= Data listing =
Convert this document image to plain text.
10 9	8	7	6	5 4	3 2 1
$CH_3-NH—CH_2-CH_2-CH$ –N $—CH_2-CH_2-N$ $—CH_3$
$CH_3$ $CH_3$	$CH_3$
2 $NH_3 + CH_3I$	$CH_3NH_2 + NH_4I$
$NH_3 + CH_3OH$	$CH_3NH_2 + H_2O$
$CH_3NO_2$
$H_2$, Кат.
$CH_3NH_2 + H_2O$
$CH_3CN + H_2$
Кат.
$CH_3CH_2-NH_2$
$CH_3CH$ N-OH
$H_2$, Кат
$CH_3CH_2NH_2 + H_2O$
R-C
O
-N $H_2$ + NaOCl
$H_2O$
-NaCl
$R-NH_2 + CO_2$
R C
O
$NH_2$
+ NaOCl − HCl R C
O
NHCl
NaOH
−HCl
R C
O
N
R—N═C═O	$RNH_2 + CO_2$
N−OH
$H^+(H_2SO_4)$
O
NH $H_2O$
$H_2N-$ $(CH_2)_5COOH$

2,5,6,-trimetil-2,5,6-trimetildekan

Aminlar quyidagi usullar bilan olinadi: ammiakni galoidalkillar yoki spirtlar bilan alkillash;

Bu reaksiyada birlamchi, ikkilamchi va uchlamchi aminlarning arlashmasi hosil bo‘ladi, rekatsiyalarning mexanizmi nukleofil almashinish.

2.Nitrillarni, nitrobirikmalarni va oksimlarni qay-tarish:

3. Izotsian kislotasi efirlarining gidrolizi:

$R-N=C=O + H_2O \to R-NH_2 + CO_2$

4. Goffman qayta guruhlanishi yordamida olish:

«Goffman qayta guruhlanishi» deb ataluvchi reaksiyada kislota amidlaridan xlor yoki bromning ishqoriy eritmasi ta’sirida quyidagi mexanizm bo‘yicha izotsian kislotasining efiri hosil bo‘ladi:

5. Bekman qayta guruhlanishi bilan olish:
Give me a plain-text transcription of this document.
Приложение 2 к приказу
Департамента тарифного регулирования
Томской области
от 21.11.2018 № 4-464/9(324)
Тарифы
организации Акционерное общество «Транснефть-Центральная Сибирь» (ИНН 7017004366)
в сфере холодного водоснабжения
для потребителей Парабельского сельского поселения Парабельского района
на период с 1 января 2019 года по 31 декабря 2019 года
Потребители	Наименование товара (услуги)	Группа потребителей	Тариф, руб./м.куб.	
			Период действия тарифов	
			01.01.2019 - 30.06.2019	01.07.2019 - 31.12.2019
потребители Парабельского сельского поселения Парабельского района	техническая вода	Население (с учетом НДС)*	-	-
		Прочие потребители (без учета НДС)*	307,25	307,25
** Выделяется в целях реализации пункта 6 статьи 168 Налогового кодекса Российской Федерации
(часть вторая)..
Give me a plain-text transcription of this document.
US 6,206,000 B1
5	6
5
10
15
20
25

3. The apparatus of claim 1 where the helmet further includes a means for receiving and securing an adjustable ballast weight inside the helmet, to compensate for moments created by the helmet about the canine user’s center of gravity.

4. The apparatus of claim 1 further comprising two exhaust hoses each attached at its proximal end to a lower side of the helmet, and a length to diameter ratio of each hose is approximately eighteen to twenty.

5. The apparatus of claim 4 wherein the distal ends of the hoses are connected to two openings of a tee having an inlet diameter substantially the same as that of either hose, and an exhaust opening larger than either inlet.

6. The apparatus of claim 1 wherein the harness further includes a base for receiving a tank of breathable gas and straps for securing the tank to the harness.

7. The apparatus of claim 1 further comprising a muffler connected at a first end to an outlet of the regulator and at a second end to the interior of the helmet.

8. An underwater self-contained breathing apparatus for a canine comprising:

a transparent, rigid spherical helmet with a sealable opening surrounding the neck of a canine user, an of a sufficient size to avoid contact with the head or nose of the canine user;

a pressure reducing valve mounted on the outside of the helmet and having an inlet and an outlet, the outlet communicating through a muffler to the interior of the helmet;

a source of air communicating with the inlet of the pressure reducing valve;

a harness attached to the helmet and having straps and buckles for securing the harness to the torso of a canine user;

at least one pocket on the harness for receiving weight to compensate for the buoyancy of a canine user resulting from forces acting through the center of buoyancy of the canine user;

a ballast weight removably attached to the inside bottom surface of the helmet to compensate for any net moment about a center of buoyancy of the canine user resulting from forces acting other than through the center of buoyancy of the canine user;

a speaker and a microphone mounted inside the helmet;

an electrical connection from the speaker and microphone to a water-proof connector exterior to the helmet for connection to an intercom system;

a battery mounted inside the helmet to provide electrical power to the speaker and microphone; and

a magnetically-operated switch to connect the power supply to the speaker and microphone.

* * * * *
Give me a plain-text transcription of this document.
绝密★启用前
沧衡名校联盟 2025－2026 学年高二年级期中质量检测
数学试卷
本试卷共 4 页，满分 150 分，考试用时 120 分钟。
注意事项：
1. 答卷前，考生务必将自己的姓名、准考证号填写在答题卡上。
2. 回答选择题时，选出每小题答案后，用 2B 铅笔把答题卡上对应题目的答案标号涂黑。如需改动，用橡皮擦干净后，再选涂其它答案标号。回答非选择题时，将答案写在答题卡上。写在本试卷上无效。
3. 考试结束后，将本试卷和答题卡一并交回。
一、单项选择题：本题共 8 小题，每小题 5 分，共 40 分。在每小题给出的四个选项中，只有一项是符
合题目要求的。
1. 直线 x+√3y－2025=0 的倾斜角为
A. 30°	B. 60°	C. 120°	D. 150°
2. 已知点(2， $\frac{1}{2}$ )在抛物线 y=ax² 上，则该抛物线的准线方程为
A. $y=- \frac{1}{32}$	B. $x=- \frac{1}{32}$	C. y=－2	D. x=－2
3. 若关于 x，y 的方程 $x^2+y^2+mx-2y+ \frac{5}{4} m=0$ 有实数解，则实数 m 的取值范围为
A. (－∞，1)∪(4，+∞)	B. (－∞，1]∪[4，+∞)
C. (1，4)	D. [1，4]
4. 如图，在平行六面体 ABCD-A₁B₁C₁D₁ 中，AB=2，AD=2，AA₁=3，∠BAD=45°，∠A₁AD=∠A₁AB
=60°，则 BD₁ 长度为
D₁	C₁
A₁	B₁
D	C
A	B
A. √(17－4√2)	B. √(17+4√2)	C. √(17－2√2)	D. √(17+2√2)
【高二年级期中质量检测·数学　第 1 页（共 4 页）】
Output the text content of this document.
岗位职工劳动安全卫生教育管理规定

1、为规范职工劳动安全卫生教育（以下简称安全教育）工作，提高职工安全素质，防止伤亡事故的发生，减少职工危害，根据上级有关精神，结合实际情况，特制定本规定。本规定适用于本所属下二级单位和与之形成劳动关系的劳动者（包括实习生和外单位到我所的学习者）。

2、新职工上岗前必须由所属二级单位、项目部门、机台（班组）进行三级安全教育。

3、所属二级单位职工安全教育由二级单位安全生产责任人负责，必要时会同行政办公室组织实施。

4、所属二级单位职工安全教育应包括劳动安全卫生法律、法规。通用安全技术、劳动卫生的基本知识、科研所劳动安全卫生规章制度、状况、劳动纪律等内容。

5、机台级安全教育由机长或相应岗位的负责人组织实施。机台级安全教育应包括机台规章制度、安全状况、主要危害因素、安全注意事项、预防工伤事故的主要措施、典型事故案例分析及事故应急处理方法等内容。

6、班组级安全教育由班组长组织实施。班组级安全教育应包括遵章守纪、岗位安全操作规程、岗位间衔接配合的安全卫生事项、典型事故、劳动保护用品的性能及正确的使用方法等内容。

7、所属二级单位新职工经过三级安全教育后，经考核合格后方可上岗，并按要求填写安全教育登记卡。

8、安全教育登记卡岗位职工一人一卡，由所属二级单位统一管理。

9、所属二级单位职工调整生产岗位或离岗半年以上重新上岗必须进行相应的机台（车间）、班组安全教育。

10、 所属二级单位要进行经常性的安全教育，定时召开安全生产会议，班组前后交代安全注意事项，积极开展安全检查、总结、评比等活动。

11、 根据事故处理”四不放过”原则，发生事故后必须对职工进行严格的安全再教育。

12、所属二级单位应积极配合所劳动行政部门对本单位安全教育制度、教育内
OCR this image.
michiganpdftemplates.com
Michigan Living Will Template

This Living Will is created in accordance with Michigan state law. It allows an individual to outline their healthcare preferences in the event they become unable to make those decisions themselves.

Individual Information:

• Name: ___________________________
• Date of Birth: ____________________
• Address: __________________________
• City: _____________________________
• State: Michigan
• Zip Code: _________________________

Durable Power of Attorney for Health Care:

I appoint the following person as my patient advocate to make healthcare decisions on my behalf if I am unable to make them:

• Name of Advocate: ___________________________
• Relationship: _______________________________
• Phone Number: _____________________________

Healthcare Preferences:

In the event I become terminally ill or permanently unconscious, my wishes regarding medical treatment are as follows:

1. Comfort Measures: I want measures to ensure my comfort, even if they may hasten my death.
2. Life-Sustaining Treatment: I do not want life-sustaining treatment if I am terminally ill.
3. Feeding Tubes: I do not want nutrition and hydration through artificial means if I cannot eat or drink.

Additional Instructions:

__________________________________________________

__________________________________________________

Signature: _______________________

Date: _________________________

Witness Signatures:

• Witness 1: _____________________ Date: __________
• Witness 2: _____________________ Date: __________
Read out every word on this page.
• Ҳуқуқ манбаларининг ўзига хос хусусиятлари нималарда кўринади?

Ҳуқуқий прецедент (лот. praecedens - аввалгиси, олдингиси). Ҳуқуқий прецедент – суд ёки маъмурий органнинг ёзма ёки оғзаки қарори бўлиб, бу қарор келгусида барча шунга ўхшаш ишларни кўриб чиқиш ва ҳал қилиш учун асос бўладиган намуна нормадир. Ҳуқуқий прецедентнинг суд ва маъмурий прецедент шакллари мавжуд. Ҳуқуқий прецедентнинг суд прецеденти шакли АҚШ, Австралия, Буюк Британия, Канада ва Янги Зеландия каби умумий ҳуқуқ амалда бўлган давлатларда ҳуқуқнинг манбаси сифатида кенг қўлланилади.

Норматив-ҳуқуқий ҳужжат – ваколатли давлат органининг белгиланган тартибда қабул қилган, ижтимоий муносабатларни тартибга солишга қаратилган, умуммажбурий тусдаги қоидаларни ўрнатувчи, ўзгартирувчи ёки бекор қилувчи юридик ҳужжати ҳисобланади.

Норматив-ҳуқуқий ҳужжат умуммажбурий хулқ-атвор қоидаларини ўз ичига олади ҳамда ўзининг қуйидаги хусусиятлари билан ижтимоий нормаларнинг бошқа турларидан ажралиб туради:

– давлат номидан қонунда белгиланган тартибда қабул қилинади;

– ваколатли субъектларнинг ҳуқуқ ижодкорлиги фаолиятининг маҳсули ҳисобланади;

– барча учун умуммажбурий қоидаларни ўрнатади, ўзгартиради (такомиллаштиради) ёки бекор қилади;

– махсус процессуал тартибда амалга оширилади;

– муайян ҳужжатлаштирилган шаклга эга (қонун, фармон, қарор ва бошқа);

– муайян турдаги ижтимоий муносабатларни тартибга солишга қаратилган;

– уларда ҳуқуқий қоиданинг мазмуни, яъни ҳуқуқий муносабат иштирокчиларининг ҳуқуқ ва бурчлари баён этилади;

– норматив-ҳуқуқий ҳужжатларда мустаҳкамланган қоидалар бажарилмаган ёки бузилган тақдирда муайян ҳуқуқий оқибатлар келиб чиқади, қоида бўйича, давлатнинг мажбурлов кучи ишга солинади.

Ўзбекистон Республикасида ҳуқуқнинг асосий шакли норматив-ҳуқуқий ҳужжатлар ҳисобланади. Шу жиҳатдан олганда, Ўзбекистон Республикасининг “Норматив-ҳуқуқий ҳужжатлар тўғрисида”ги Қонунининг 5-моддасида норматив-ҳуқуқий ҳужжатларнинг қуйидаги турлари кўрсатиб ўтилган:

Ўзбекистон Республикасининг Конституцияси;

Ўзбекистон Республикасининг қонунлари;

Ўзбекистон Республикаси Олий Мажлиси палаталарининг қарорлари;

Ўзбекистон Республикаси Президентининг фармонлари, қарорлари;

= Objective =
Scan the records for the string "connected". Copy each line in which it appears.

= Answer to this exercise =
5. The apparatus of claim 4 wherein the distal ends of the hoses are connected to two openings of a tee having an inlet diameter substantially the same as that of either hose, and an exhaust opening larger than either inlet.
7. The apparatus of claim 1 further comprising a muffler connected at a first end to an outlet of the regulator and at a second end to the interior of the helmet.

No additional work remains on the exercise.